**DESCRIPTION OF THE TASK**
Repeat every entry word for word, skipping the pictures.

**DATA SHOWN**
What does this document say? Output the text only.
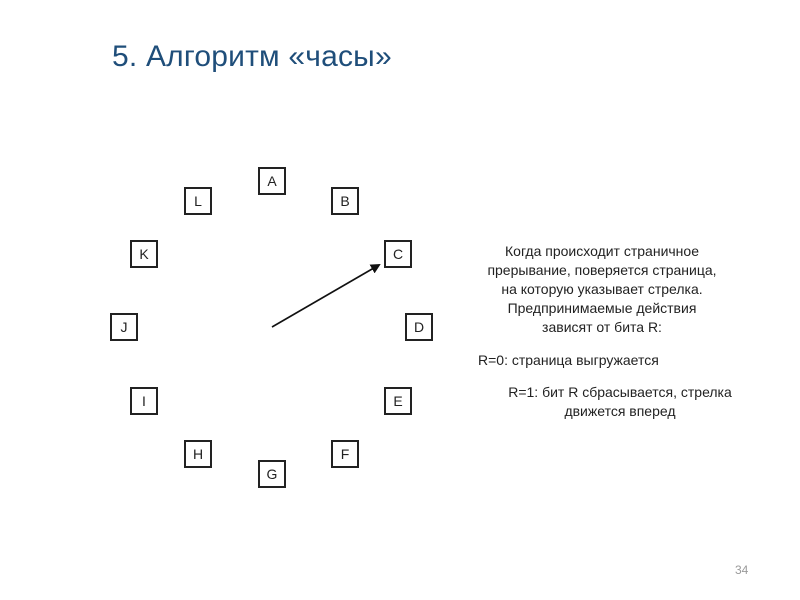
5. Алгоритм «часы»
A
B
C
D
E
F
G
H
I
J
K
L
Когда происходит страничное
прерывание, поверяется страница,
на которую указывает стрелка.
Предпринимаемые действия
зависят от бита R:
R=0: страница выгружается
R=1: бит R сбрасывается, стрелка
движется вперед
34
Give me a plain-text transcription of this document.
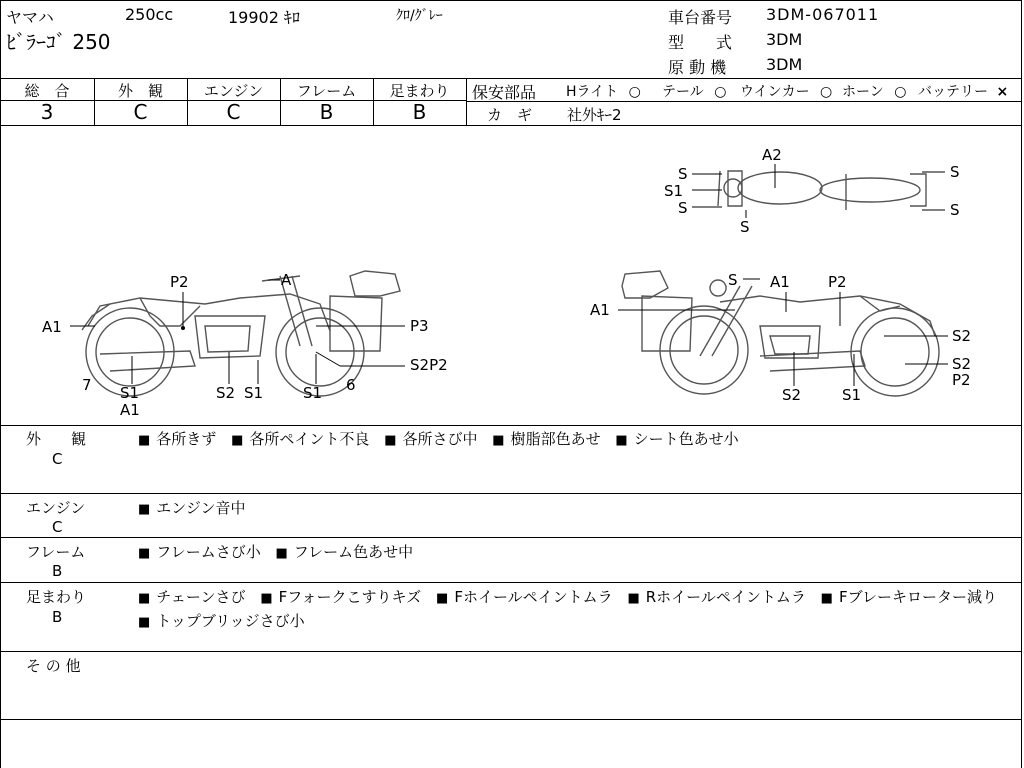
ヤマハ	250cc	19902 ｷﾛ	ｸﾛ/ｸﾞﾚｰ
ﾋﾞﾗｰｺﾞ 250
車台番号 3DM-067011
型　　式 3DM
原 動 機 3DM
総　合	外　観	エンジン	フレーム	足まわり
3	C	C	B	B
保安部品 Hライト ○ テール ○ ウインカー ○ ホーン ○ バッテリー ×
カ　ギ 社外ｷｰ2
A1
P2	A
P3
S2P2
7 S1
A1
S2 S1	S1 6
A1
S A1	P2
S2
S2
P2
S2	S1
A2
S
S1
S
S
S
S
外　　観
C
■ 各所きず ■ 各所ペイント不良 ■ 各所さび中 ■ 樹脂部色あせ ■ シート色あせ小
エンジン
C
■ エンジン音中
フレーム
B
■ フレームさび小 ■ フレーム色あせ中
足まわり
B
■ チェーンさび ■ Fフォークこすりキズ ■ Fホイールペイントムラ ■ Rホイールペイントムラ ■ Fブレーキローター減り ■ トップブリッジさび小
そ の 他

**FULL SOLUTION**
What does this document say? Output the text only.
5. Алгоритм «часы»
A
B
C
D
E
F
G
H
I
J
K
L
Когда происходит страничное
прерывание, поверяется страница,
на которую указывает стрелка.
Предпринимаемые действия
зависят от бита R:
R=0: страница выгружается
R=1: бит R сбрасывается, стрелка
движется вперед
34
Give me a plain-text transcription of this document.
ヤマハ	250cc	19902 ｷﾛ	ｸﾛ/ｸﾞﾚｰ
ﾋﾞﾗｰｺﾞ 250
車台番号 3DM-067011
型　　式 3DM
原 動 機 3DM
総　合	外　観	エンジン	フレーム	足まわり
3	C	C	B	B
保安部品 Hライト ○ テール ○ ウインカー ○ ホーン ○ バッテリー ×
カ　ギ 社外ｷｰ2
A1
P2	A
P3
S2P2
7 S1
A1
S2 S1	S1 6
A1
S A1	P2
S2
S2
P2
S2	S1
A2
S
S1
S
S
S
S
外　　観
C
■ 各所きず ■ 各所ペイント不良 ■ 各所さび中 ■ 樹脂部色あせ ■ シート色あせ小
エンジン
C
■ エンジン音中
フレーム
B
■ フレームさび小 ■ フレーム色あせ中
足まわり
B
■ チェーンさび ■ Fフォークこすりキズ ■ Fホイールペイントムラ ■ Rホイールペイントムラ ■ Fブレーキローター減り ■ トップブリッジさび小
そ の 他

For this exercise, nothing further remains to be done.